====== PROVIDED INFORMATION ======
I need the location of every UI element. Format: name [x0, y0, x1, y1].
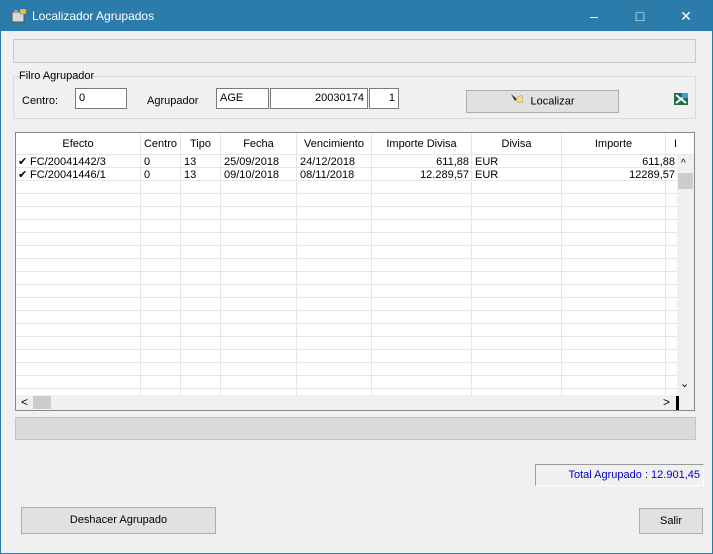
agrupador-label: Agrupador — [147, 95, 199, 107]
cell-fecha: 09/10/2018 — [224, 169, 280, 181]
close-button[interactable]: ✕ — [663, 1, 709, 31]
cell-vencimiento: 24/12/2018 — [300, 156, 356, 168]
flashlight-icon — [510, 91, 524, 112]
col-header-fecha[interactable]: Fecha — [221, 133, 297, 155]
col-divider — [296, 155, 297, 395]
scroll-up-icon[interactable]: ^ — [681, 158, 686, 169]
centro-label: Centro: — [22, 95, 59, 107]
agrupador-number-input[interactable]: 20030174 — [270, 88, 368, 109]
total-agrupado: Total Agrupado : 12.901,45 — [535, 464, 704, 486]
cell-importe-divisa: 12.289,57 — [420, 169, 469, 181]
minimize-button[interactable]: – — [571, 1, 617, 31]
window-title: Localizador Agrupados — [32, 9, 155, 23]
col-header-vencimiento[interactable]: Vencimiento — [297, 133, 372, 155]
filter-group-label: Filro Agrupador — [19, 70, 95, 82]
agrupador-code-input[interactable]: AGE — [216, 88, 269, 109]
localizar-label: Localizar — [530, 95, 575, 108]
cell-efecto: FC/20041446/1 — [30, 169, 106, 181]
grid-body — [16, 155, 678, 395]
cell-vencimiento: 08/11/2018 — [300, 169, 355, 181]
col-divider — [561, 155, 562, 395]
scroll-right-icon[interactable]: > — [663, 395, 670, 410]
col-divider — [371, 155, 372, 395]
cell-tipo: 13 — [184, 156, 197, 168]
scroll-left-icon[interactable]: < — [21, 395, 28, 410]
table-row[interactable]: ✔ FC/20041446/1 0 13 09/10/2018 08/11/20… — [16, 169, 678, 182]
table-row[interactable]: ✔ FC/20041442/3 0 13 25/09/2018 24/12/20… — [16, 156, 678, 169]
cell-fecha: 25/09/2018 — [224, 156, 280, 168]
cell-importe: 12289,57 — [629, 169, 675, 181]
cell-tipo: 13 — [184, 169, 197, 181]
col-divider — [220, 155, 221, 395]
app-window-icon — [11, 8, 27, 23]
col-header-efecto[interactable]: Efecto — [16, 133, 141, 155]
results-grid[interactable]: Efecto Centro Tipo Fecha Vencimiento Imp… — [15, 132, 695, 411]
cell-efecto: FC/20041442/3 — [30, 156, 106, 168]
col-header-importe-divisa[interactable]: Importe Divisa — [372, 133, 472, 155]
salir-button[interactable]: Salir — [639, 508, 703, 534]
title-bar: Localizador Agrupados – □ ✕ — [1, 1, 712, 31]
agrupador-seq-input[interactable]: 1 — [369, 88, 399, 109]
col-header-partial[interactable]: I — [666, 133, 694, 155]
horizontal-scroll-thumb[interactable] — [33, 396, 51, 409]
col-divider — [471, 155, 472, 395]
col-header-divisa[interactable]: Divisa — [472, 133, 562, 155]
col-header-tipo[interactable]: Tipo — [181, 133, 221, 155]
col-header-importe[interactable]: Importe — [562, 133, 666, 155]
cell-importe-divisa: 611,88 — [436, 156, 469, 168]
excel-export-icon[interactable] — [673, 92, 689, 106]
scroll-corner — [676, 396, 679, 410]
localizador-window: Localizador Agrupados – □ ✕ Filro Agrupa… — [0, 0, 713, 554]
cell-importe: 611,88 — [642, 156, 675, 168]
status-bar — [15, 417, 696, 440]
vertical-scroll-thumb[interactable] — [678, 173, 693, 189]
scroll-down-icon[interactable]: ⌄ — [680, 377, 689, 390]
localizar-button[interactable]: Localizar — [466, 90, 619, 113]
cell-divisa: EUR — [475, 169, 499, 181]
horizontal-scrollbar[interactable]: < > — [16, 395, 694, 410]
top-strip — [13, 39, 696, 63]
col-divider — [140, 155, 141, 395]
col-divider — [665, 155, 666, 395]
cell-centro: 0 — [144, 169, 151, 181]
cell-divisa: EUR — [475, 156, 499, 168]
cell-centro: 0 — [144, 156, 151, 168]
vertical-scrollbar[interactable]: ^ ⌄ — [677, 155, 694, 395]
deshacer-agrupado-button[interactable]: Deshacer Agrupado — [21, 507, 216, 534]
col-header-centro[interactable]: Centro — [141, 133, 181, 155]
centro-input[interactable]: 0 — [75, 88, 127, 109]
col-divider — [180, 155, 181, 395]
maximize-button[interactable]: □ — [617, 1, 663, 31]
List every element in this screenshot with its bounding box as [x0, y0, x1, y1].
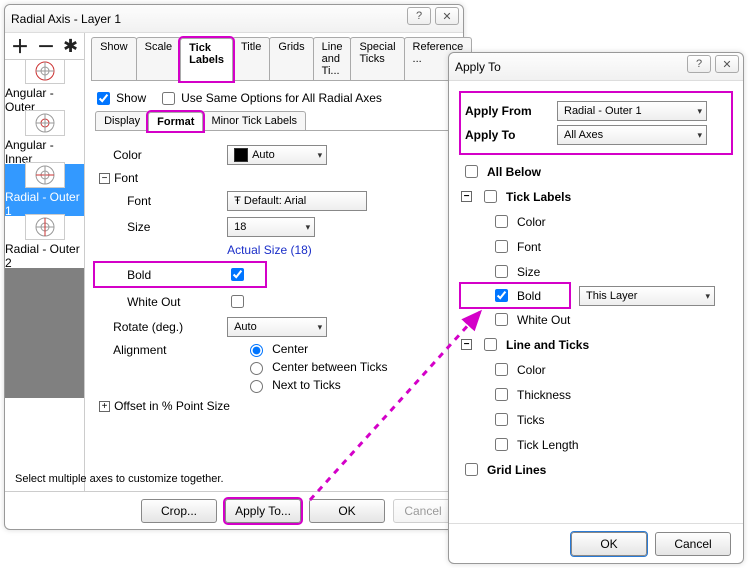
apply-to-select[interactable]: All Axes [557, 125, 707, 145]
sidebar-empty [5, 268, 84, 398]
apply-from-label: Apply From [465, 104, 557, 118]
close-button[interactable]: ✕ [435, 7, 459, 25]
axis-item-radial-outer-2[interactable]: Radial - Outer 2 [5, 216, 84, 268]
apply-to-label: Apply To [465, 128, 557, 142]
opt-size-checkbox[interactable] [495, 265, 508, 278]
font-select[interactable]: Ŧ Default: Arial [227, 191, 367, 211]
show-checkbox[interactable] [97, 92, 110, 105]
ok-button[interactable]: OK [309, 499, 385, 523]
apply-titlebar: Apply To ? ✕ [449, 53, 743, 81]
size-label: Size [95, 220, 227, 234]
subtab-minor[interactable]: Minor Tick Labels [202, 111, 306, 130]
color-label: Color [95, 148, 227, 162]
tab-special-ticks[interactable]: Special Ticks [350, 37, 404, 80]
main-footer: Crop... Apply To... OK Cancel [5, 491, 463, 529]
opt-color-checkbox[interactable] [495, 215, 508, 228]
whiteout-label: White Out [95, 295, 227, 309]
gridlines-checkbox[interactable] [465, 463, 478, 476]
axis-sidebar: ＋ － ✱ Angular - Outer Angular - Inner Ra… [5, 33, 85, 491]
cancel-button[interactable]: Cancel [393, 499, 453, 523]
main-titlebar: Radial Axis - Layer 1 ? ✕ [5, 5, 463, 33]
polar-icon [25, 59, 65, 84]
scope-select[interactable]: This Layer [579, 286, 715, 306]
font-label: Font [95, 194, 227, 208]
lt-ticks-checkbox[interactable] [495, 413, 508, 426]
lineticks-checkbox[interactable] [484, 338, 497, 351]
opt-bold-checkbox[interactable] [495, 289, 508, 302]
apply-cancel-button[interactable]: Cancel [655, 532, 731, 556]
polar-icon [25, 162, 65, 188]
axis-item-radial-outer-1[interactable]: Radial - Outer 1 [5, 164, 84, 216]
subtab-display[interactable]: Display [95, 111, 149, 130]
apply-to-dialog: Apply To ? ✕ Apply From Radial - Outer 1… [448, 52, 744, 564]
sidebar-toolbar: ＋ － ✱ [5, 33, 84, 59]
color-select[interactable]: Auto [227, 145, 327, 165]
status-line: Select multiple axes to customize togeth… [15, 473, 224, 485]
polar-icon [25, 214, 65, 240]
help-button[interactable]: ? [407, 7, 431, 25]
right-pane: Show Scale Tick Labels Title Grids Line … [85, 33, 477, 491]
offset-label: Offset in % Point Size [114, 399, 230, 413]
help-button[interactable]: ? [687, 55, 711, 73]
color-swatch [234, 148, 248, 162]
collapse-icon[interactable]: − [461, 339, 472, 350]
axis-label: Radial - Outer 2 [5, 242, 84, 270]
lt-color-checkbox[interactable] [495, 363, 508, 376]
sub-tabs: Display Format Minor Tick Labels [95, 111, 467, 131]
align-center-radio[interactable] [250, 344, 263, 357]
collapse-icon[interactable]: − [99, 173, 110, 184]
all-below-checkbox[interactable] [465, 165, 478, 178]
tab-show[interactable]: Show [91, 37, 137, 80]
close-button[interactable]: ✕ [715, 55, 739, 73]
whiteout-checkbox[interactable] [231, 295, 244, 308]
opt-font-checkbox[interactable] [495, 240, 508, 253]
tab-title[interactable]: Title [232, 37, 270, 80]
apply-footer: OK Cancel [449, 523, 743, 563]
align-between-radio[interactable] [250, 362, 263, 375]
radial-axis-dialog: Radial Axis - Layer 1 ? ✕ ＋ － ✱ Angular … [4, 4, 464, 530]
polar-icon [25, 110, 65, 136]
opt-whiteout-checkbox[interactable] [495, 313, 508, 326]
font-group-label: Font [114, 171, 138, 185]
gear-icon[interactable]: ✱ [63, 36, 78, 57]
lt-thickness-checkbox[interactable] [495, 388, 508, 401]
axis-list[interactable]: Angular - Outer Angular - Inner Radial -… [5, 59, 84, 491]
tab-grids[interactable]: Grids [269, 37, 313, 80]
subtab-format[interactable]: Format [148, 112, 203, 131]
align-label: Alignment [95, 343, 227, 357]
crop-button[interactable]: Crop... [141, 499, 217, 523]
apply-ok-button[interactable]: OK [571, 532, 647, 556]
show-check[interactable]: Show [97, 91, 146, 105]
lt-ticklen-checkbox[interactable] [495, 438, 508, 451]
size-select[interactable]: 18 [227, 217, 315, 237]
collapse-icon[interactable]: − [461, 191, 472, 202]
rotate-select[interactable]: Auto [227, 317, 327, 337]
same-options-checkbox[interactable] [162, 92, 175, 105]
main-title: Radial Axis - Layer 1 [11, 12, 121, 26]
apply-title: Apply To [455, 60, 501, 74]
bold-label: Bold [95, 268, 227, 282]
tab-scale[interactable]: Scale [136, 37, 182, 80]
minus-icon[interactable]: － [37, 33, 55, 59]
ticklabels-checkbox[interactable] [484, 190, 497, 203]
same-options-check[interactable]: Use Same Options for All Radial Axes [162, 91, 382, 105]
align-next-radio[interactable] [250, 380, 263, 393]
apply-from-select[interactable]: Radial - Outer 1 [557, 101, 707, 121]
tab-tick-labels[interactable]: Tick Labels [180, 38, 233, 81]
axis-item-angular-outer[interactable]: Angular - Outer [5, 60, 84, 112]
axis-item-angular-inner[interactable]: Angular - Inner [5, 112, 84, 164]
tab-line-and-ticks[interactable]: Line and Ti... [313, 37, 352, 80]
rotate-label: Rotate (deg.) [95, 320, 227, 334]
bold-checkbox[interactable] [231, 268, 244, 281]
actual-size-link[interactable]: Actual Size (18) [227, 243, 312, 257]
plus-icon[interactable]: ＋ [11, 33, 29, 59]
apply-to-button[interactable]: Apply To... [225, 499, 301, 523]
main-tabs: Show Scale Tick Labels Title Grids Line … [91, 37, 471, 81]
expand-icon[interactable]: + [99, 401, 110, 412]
======
====== PROVIDED INFORMATION ======
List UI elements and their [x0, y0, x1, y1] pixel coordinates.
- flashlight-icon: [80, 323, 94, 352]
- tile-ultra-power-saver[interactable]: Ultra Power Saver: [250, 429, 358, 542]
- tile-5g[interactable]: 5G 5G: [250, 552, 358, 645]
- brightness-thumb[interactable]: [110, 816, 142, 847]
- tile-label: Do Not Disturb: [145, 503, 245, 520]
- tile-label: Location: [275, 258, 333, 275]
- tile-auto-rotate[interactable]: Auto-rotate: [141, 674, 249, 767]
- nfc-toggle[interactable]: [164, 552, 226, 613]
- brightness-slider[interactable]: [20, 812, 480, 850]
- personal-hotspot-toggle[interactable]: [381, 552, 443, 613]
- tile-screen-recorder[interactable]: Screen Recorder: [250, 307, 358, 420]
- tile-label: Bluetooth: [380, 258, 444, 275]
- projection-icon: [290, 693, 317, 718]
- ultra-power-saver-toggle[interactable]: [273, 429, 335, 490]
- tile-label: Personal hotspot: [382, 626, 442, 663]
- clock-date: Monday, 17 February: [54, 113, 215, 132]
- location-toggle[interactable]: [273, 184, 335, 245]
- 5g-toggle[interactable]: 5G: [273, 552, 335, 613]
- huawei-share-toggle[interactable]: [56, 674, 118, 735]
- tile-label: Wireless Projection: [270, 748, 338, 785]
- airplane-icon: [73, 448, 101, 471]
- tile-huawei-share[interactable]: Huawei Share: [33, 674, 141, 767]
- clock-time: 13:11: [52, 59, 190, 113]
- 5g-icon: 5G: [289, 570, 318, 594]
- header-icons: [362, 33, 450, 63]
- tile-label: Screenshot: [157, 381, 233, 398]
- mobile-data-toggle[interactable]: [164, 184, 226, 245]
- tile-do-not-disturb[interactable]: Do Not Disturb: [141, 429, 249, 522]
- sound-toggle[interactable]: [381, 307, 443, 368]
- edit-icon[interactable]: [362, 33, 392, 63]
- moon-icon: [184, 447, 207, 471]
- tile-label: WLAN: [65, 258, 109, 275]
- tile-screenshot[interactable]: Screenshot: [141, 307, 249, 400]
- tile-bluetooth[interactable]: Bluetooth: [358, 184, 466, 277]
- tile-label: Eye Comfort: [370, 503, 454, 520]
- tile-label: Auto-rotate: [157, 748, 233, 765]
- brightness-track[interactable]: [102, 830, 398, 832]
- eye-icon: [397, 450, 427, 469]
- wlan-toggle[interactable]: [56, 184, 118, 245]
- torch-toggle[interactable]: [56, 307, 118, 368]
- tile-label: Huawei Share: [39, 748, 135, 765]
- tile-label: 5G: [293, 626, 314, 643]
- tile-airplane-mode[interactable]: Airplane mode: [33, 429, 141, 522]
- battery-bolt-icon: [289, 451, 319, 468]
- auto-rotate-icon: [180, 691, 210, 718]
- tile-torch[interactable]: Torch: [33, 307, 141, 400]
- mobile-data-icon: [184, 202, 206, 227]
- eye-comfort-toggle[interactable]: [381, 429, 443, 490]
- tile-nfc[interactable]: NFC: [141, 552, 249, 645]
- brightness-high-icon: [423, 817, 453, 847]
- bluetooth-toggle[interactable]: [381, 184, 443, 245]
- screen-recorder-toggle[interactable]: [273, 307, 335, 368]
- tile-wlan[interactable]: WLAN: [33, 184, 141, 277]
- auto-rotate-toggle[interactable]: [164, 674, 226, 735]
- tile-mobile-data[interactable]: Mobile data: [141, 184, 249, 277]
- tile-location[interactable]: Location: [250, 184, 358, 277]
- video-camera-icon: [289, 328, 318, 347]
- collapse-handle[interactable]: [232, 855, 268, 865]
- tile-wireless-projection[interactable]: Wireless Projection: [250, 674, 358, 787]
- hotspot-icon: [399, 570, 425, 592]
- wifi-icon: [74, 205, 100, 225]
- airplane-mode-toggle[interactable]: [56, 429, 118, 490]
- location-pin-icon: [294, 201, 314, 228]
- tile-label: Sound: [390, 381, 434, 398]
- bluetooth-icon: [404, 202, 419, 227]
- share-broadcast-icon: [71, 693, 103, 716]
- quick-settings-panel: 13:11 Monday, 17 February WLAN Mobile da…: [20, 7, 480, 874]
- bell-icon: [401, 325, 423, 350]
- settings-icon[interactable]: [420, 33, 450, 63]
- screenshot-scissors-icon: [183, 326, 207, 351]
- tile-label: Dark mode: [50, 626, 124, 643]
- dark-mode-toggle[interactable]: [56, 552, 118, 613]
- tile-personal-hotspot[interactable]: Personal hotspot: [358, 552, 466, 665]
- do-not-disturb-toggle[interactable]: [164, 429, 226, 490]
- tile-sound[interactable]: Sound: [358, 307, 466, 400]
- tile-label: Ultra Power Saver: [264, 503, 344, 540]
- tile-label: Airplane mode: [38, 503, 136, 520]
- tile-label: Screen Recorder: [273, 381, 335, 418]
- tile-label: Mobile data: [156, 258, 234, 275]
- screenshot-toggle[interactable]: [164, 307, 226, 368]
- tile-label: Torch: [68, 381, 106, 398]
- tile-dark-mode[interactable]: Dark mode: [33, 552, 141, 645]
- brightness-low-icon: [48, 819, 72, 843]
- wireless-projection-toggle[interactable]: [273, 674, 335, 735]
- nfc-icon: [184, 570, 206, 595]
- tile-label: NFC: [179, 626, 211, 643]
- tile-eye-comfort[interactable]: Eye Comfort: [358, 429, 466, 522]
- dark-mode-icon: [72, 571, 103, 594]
======
__SET TASK__
Give back only the stretch of records from the line containing "agrupador-label: Agrupador —" through the line containing "filter-group-label: Filro Agrupador", with "Localizador" swapped for "Buscador" and every other character kept the same.

__EXERCISE RESULT__
agrupador-label: Agrupador — [147, 95, 199, 107]
cell-fecha: 09/10/2018 — [224, 169, 280, 181]
close-button[interactable]: ✕ — [663, 1, 709, 31]
cell-vencimiento: 24/12/2018 — [300, 156, 356, 168]
flashlight-icon — [510, 91, 524, 112]
col-header-fecha[interactable]: Fecha — [221, 133, 297, 155]
col-divider — [296, 155, 297, 395]
scroll-up-icon[interactable]: ^ — [681, 158, 686, 169]
centro-label: Centro: — [22, 95, 59, 107]
agrupador-number-input[interactable]: 20030174 — [270, 88, 368, 109]
total-agrupado: Total Agrupado : 12.901,45 — [535, 464, 704, 486]
cell-importe-divisa: 12.289,57 — [420, 169, 469, 181]
minimize-button[interactable]: – — [571, 1, 617, 31]
window-title: Buscador Agrupados — [32, 9, 155, 23]
col-header-vencimiento[interactable]: Vencimiento — [297, 133, 372, 155]
filter-group-label: Filro Agrupador — [19, 70, 95, 82]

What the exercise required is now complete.